YOUR OBJECTIVE >>
Search the records below for the word "ylabel". Pull out each line that has it.

___

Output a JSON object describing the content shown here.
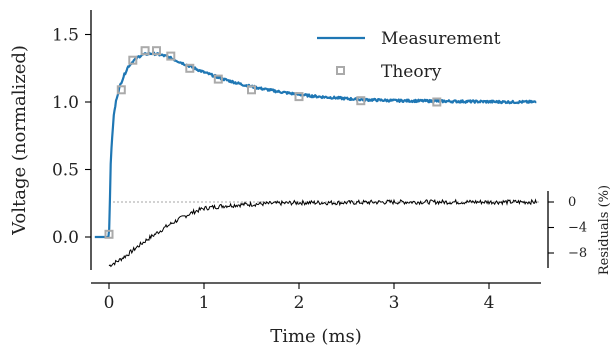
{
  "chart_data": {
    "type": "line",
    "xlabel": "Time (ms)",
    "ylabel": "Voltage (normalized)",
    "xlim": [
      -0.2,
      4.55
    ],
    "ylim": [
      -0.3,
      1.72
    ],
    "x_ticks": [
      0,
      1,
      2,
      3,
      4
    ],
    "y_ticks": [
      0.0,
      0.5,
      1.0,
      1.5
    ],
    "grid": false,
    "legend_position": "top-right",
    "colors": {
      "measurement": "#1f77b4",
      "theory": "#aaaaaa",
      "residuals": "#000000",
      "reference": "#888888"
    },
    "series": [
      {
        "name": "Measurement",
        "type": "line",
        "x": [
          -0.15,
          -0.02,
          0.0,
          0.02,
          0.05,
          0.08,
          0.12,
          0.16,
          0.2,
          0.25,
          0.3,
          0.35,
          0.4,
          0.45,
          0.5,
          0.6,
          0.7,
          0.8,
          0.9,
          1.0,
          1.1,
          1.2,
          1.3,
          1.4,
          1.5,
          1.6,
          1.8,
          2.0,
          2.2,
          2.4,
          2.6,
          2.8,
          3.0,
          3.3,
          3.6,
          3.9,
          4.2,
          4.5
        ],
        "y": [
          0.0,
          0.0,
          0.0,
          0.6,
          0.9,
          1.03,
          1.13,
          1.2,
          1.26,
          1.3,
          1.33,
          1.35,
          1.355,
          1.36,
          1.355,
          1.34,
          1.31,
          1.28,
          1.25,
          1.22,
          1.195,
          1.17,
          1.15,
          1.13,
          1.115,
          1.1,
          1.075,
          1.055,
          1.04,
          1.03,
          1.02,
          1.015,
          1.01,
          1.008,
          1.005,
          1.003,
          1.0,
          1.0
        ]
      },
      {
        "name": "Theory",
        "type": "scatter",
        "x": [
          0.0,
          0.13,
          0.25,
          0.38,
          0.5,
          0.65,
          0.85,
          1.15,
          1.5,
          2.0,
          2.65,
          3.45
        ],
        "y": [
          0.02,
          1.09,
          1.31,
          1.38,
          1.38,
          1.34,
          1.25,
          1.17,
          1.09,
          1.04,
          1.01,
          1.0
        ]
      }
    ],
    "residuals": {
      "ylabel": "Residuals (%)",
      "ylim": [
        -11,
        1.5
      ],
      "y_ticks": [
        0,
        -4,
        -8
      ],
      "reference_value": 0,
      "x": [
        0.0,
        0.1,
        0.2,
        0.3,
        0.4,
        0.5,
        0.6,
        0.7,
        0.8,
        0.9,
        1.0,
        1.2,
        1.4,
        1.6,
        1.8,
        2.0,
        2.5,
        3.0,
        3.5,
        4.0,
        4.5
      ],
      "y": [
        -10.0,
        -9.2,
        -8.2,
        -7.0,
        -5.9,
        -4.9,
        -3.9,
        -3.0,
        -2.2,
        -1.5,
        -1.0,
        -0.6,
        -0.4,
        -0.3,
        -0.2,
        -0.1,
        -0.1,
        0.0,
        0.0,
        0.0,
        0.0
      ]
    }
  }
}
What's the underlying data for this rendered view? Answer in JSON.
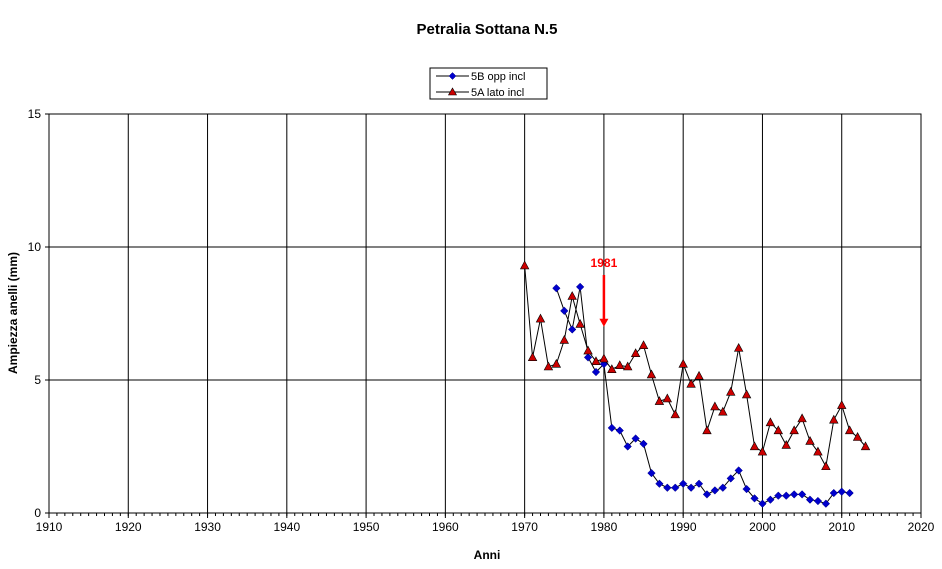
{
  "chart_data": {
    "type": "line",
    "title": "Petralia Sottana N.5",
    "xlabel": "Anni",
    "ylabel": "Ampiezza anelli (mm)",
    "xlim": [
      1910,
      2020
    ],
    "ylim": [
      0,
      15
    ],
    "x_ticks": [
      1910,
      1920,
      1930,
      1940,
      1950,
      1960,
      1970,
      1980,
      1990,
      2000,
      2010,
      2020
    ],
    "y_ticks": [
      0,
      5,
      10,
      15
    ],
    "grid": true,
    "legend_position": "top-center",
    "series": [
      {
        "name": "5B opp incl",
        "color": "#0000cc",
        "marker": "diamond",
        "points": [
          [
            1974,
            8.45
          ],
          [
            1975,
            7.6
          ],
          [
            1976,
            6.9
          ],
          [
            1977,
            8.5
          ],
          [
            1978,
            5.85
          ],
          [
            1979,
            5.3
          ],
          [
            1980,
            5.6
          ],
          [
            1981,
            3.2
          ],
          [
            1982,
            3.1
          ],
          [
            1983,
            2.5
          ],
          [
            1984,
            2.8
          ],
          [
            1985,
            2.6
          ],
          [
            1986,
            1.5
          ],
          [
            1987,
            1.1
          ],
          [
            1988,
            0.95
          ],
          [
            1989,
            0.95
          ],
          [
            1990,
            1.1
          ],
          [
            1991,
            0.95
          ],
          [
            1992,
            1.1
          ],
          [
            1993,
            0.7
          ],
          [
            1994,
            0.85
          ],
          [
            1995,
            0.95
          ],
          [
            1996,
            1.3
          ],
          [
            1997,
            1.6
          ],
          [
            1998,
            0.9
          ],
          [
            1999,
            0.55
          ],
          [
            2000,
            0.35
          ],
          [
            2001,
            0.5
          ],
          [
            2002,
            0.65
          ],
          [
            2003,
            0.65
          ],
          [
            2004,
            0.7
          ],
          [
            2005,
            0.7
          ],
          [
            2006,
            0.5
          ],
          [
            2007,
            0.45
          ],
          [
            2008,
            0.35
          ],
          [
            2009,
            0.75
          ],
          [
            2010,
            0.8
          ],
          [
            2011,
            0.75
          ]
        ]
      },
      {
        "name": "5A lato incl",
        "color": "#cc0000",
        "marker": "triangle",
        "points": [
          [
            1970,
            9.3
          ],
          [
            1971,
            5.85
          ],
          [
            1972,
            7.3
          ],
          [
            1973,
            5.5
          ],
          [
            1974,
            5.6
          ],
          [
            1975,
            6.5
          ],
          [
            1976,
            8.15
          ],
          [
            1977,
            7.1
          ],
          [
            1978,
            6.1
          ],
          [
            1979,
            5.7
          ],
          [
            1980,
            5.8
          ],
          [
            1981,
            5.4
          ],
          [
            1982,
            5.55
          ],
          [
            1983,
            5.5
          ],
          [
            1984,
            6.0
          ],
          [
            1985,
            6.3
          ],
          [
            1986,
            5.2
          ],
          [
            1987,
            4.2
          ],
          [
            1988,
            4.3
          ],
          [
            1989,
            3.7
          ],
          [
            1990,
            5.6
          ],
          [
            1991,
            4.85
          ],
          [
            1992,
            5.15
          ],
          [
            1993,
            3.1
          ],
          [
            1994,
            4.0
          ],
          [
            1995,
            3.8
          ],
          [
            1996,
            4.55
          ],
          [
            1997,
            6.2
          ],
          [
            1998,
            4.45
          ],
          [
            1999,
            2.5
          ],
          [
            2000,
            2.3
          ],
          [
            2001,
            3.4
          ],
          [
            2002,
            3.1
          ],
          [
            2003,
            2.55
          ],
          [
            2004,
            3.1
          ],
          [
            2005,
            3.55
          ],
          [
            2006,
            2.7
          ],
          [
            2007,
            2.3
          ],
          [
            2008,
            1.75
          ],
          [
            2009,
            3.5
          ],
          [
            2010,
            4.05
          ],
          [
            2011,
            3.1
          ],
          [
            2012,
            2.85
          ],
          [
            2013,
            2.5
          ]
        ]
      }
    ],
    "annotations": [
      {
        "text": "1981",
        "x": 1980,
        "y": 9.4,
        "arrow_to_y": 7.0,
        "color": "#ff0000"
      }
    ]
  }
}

___

ANSWER IN FULL >>
    "ylabel": "Voltage (normalized)",
      "ylabel": "Residuals (%)",
    "ylabel": "Ampiezza anelli (mm)",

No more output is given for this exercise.